Show all lines holding "down".

[BEGIN MATERIAL PROVIDED]

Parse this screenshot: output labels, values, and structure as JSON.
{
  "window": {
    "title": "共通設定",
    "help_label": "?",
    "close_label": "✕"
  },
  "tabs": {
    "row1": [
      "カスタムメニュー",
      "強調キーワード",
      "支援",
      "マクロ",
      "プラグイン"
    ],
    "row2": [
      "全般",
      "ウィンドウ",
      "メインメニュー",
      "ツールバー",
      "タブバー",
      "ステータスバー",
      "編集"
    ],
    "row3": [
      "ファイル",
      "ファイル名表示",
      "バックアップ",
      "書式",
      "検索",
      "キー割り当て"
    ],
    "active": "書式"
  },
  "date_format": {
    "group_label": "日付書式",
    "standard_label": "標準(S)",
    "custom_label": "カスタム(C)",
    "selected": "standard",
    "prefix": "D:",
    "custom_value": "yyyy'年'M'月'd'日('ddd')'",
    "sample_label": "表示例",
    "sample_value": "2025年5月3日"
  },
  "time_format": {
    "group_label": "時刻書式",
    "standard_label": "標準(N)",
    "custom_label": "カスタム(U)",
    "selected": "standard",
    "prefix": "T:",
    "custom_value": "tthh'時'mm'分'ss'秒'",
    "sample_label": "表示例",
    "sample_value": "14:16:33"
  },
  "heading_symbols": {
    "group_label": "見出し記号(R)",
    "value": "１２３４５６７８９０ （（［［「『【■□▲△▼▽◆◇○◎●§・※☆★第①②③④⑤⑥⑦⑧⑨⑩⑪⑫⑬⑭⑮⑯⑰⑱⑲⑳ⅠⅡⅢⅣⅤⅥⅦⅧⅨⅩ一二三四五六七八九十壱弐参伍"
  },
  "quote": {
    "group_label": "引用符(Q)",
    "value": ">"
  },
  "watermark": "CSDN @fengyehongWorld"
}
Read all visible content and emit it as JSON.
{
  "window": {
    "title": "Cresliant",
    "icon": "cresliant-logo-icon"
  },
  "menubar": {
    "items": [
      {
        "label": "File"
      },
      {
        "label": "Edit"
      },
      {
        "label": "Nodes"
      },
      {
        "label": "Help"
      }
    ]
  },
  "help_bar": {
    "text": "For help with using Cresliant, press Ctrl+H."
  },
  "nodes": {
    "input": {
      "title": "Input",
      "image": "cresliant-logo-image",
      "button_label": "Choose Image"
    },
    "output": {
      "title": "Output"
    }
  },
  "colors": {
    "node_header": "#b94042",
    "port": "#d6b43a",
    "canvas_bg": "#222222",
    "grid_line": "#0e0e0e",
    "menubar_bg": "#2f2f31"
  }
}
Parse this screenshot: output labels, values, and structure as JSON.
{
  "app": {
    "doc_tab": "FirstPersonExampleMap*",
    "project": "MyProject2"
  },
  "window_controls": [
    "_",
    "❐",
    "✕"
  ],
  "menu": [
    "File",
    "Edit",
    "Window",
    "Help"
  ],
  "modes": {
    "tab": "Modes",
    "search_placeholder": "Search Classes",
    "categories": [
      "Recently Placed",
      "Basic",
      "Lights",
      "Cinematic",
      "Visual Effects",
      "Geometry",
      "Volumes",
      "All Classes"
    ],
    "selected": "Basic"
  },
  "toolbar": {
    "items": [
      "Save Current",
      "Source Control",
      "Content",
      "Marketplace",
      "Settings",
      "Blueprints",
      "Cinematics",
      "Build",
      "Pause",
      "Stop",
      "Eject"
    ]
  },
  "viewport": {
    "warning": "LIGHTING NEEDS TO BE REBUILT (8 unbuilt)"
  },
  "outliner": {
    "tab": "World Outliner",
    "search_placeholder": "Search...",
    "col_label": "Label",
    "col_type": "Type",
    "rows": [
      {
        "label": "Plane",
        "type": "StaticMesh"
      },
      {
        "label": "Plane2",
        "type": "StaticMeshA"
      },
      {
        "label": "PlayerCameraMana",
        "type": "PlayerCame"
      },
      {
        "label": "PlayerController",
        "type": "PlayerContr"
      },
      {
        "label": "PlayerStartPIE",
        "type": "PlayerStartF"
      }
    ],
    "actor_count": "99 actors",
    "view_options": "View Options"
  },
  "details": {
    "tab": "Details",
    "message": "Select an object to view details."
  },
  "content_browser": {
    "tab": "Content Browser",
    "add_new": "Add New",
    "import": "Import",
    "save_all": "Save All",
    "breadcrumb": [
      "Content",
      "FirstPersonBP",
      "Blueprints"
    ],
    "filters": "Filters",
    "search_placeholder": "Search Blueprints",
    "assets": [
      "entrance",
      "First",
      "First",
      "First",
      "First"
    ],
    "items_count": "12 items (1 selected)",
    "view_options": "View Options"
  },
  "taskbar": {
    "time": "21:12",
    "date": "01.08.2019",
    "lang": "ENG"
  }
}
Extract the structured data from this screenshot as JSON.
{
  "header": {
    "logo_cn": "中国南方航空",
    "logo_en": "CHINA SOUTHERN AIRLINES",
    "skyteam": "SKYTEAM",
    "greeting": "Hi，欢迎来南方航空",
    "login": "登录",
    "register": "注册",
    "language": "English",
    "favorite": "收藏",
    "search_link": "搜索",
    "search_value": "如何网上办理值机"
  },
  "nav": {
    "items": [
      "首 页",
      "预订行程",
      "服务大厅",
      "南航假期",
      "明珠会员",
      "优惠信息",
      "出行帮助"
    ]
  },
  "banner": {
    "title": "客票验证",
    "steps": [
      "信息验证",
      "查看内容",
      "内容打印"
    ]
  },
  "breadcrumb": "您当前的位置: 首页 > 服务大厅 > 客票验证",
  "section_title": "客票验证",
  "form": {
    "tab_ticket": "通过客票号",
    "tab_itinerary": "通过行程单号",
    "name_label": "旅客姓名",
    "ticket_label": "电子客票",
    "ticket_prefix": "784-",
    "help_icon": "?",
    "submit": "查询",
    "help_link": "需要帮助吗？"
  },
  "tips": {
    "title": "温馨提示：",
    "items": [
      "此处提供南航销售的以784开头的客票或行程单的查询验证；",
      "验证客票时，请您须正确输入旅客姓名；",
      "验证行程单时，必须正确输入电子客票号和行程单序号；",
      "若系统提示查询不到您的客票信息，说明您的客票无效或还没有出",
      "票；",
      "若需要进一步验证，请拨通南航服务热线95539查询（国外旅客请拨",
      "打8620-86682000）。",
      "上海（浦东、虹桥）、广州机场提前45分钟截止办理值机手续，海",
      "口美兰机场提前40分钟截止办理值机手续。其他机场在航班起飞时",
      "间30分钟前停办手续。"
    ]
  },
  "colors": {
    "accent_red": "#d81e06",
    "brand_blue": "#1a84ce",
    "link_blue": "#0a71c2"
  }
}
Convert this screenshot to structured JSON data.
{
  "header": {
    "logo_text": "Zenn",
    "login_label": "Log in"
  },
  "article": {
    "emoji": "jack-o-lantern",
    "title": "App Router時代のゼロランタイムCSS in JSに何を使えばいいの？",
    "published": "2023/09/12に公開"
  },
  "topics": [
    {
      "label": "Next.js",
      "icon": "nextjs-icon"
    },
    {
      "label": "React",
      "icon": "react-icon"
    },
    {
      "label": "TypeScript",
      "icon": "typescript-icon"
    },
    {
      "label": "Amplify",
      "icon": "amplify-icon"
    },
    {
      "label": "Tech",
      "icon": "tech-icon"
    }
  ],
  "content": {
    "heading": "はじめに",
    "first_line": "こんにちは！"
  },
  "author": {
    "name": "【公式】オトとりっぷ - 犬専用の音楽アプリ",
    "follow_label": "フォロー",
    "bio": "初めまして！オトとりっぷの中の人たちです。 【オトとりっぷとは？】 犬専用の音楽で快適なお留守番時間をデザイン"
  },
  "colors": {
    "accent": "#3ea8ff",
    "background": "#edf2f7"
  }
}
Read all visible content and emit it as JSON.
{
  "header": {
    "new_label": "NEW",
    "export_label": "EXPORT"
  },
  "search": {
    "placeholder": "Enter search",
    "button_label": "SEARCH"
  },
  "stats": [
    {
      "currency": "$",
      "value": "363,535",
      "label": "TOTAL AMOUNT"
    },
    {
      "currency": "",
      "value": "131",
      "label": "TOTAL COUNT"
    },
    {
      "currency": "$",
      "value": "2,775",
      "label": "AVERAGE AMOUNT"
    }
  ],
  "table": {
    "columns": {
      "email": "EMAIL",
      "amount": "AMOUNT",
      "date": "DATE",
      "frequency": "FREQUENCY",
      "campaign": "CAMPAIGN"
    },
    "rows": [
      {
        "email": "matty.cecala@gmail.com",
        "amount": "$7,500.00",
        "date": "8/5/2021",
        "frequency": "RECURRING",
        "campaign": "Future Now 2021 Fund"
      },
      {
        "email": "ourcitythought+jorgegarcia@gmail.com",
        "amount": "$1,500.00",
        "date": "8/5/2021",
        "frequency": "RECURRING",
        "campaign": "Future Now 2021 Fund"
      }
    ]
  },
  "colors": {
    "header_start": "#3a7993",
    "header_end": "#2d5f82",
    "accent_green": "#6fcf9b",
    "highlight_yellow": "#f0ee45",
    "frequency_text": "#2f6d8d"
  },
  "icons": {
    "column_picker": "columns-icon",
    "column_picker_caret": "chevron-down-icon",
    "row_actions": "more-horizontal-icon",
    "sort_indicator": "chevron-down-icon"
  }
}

[END MATERIAL PROVIDED]

» COMPLETE OUTPUT
    "column_picker_caret": "chevron-down-icon",
    "sort_indicator": "chevron-down-icon"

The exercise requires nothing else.